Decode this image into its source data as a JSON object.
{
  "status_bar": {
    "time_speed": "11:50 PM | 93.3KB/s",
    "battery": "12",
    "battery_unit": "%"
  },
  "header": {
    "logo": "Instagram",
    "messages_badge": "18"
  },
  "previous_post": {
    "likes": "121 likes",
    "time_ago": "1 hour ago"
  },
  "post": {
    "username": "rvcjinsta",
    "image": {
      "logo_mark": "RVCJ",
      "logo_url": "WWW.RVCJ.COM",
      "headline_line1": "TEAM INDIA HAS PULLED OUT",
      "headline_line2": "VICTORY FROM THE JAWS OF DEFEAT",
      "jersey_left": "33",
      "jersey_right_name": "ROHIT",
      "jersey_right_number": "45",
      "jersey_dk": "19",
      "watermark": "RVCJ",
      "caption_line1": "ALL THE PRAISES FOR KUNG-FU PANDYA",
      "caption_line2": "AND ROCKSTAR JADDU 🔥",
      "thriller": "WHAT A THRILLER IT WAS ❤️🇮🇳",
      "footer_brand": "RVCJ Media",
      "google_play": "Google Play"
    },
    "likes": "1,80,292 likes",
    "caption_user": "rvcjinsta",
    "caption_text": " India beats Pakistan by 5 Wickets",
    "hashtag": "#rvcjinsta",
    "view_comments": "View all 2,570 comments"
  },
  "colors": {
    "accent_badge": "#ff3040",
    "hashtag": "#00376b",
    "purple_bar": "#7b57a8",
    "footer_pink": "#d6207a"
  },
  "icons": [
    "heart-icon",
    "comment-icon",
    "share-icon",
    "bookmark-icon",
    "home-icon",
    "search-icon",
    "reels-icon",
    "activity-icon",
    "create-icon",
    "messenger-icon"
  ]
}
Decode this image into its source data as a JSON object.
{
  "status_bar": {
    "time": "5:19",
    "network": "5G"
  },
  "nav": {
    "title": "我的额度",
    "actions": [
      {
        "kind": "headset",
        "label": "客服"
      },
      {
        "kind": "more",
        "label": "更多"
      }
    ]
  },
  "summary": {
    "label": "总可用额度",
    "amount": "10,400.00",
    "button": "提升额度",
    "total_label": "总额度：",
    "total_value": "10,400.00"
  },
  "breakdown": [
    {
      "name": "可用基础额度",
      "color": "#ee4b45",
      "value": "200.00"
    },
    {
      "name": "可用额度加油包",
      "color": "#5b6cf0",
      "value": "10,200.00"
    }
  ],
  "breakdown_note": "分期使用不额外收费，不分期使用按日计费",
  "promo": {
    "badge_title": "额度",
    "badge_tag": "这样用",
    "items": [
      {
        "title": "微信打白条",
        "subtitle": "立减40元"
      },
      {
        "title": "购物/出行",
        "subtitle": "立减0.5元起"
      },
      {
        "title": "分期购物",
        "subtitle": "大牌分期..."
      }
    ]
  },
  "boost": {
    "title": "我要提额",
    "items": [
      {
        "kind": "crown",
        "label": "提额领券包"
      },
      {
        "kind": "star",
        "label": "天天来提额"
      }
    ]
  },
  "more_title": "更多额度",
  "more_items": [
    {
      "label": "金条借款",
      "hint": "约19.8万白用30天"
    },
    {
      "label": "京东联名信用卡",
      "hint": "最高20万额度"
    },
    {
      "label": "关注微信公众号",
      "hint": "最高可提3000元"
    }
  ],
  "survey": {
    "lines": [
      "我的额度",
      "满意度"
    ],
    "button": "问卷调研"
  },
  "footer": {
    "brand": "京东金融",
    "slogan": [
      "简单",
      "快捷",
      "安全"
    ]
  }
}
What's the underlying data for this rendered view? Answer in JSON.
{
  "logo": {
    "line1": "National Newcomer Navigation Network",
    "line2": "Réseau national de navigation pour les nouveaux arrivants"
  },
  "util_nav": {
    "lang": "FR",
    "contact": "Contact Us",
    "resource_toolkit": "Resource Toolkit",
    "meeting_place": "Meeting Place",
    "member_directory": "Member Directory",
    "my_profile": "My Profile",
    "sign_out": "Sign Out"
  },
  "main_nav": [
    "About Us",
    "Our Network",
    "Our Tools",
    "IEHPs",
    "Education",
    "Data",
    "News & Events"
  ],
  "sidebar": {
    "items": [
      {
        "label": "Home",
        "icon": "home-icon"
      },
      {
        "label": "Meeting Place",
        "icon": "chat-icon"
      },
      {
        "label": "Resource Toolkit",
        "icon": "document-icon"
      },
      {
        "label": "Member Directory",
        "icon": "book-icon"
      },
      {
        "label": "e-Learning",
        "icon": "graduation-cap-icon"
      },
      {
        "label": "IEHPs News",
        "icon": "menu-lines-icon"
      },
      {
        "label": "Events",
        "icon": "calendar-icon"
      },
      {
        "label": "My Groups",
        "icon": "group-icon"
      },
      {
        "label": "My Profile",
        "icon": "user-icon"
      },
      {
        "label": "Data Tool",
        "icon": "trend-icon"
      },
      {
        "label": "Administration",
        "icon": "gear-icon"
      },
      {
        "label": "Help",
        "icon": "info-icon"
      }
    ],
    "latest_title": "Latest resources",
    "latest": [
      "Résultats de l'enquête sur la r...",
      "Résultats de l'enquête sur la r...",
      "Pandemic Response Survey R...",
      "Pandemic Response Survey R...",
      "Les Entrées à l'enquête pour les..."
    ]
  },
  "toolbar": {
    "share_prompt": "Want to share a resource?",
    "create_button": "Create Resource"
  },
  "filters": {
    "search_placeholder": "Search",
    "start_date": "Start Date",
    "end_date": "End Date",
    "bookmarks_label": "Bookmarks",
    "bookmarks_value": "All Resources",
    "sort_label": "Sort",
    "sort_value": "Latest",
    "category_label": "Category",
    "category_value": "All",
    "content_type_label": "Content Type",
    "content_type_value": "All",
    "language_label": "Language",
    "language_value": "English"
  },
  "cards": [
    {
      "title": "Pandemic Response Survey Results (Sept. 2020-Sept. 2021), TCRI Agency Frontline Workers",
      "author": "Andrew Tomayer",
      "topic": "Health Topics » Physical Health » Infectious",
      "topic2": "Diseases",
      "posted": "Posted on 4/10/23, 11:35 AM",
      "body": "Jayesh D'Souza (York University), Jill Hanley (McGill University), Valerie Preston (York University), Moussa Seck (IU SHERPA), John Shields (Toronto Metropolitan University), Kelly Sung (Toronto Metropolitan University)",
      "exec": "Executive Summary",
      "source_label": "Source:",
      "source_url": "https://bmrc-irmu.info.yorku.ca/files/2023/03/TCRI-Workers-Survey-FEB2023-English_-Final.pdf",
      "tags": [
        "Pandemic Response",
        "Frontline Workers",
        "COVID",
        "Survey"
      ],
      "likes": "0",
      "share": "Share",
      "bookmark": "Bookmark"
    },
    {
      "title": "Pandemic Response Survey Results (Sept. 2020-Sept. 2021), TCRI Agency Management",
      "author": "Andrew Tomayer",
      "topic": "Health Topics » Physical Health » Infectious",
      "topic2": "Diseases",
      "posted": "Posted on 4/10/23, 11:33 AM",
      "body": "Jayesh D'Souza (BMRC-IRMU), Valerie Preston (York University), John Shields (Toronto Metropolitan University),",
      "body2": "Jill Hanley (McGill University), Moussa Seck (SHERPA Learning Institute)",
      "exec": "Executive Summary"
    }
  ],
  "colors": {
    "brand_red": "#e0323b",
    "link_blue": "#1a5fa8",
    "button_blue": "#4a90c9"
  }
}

········

◆ **What to produce**: Every line above needs to be retyped exactly.

◆ **Correct output**:
Decode this image into its source data as a JSON object.
{
  "status_bar": {
    "time_speed": "11:50 PM | 93.3KB/s",
    "battery": "12",
    "battery_unit": "%"
  },
  "header": {
    "logo": "Instagram",
    "messages_badge": "18"
  },
  "previous_post": {
    "likes": "121 likes",
    "time_ago": "1 hour ago"
  },
  "post": {
    "username": "rvcjinsta",
    "image": {
      "logo_mark": "RVCJ",
      "logo_url": "WWW.RVCJ.COM",
      "headline_line1": "TEAM INDIA HAS PULLED OUT",
      "headline_line2": "VICTORY FROM THE JAWS OF DEFEAT",
      "jersey_left": "33",
      "jersey_right_name": "ROHIT",
      "jersey_right_number": "45",
      "jersey_dk": "19",
      "watermark": "RVCJ",
      "caption_line1": "ALL THE PRAISES FOR KUNG-FU PANDYA",
      "caption_line2": "AND ROCKSTAR JADDU 🔥",
      "thriller": "WHAT A THRILLER IT WAS ❤️🇮🇳",
      "footer_brand": "RVCJ Media",
      "google_play": "Google Play"
    },
    "likes": "1,80,292 likes",
    "caption_user": "rvcjinsta",
    "caption_text": " India beats Pakistan by 5 Wickets",
    "hashtag": "#rvcjinsta",
    "view_comments": "View all 2,570 comments"
  },
  "colors": {
    "accent_badge": "#ff3040",
    "hashtag": "#00376b",
    "purple_bar": "#7b57a8",
    "footer_pink": "#d6207a"
  },
  "icons": [
    "heart-icon",
    "comment-icon",
    "share-icon",
    "bookmark-icon",
    "home-icon",
    "search-icon",
    "reels-icon",
    "activity-icon",
    "create-icon",
    "messenger-icon"
  ]
}
Decode this image into its source data as a JSON object.
{
  "status_bar": {
    "time": "5:19",
    "network": "5G"
  },
  "nav": {
    "title": "我的额度",
    "actions": [
      {
        "kind": "headset",
        "label": "客服"
      },
      {
        "kind": "more",
        "label": "更多"
      }
    ]
  },
  "summary": {
    "label": "总可用额度",
    "amount": "10,400.00",
    "button": "提升额度",
    "total_label": "总额度：",
    "total_value": "10,400.00"
  },
  "breakdown": [
    {
      "name": "可用基础额度",
      "color": "#ee4b45",
      "value": "200.00"
    },
    {
      "name": "可用额度加油包",
      "color": "#5b6cf0",
      "value": "10,200.00"
    }
  ],
  "breakdown_note": "分期使用不额外收费，不分期使用按日计费",
  "promo": {
    "badge_title": "额度",
    "badge_tag": "这样用",
    "items": [
      {
        "title": "微信打白条",
        "subtitle": "立减40元"
      },
      {
        "title": "购物/出行",
        "subtitle": "立减0.5元起"
      },
      {
        "title": "分期购物",
        "subtitle": "大牌分期..."
      }
    ]
  },
  "boost": {
    "title": "我要提额",
    "items": [
      {
        "kind": "crown",
        "label": "提额领券包"
      },
      {
        "kind": "star",
        "label": "天天来提额"
      }
    ]
  },
  "more_title": "更多额度",
  "more_items": [
    {
      "label": "金条借款",
      "hint": "约19.8万白用30天"
    },
    {
      "label": "京东联名信用卡",
      "hint": "最高20万额度"
    },
    {
      "label": "关注微信公众号",
      "hint": "最高可提3000元"
    }
  ],
  "survey": {
    "lines": [
      "我的额度",
      "满意度"
    ],
    "button": "问卷调研"
  },
  "footer": {
    "brand": "京东金融",
    "slogan": [
      "简单",
      "快捷",
      "安全"
    ]
  }
}
What's the underlying data for this rendered view? Answer in JSON.
{
  "logo": {
    "line1": "National Newcomer Navigation Network",
    "line2": "Réseau national de navigation pour les nouveaux arrivants"
  },
  "util_nav": {
    "lang": "FR",
    "contact": "Contact Us",
    "resource_toolkit": "Resource Toolkit",
    "meeting_place": "Meeting Place",
    "member_directory": "Member Directory",
    "my_profile": "My Profile",
    "sign_out": "Sign Out"
  },
  "main_nav": [
    "About Us",
    "Our Network",
    "Our Tools",
    "IEHPs",
    "Education",
    "Data",
    "News & Events"
  ],
  "sidebar": {
    "items": [
      {
        "label": "Home",
        "icon": "home-icon"
      },
      {
        "label": "Meeting Place",
        "icon": "chat-icon"
      },
      {
        "label": "Resource Toolkit",
        "icon": "document-icon"
      },
      {
        "label": "Member Directory",
        "icon": "book-icon"
      },
      {
        "label": "e-Learning",
        "icon": "graduation-cap-icon"
      },
      {
        "label": "IEHPs News",
        "icon": "menu-lines-icon"
      },
      {
        "label": "Events",
        "icon": "calendar-icon"
      },
      {
        "label": "My Groups",
        "icon": "group-icon"
      },
      {
        "label": "My Profile",
        "icon": "user-icon"
      },
      {
        "label": "Data Tool",
        "icon": "trend-icon"
      },
      {
        "label": "Administration",
        "icon": "gear-icon"
      },
      {
        "label": "Help",
        "icon": "info-icon"
      }
    ],
    "latest_title": "Latest resources",
    "latest": [
      "Résultats de l'enquête sur la r...",
      "Résultats de l'enquête sur la r...",
      "Pandemic Response Survey R...",
      "Pandemic Response Survey R...",
      "Les Entrées à l'enquête pour les..."
    ]
  },
  "toolbar": {
    "share_prompt": "Want to share a resource?",
    "create_button": "Create Resource"
  },
  "filters": {
    "search_placeholder": "Search",
    "start_date": "Start Date",
    "end_date": "End Date",
    "bookmarks_label": "Bookmarks",
    "bookmarks_value": "All Resources",
    "sort_label": "Sort",
    "sort_value": "Latest",
    "category_label": "Category",
    "category_value": "All",
    "content_type_label": "Content Type",
    "content_type_value": "All",
    "language_label": "Language",
    "language_value": "English"
  },
  "cards": [
    {
      "title": "Pandemic Response Survey Results (Sept. 2020-Sept. 2021), TCRI Agency Frontline Workers",
      "author": "Andrew Tomayer",
      "topic": "Health Topics » Physical Health » Infectious",
      "topic2": "Diseases",
      "posted": "Posted on 4/10/23, 11:35 AM",
      "body": "Jayesh D'Souza (York University), Jill Hanley (McGill University), Valerie Preston (York University), Moussa Seck (IU SHERPA), John Shields (Toronto Metropolitan University), Kelly Sung (Toronto Metropolitan University)",
      "exec": "Executive Summary",
      "source_label": "Source:",
      "source_url": "https://bmrc-irmu.info.yorku.ca/files/2023/03/TCRI-Workers-Survey-FEB2023-English_-Final.pdf",
      "tags": [
        "Pandemic Response",
        "Frontline Workers",
        "COVID",
        "Survey"
      ],
      "likes": "0",
      "share": "Share",
      "bookmark": "Bookmark"
    },
    {
      "title": "Pandemic Response Survey Results (Sept. 2020-Sept. 2021), TCRI Agency Management",
      "author": "Andrew Tomayer",
      "topic": "Health Topics » Physical Health » Infectious",
      "topic2": "Diseases",
      "posted": "Posted on 4/10/23, 11:33 AM",
      "body": "Jayesh D'Souza (BMRC-IRMU), Valerie Preston (York University), John Shields (Toronto Metropolitan University),",
      "body2": "Jill Hanley (McGill University), Moussa Seck (SHERPA Learning Institute)",
      "exec": "Executive Summary"
    }
  ],
  "colors": {
    "brand_red": "#e0323b",
    "link_blue": "#1a5fa8",
    "button_blue": "#4a90c9"
  }
}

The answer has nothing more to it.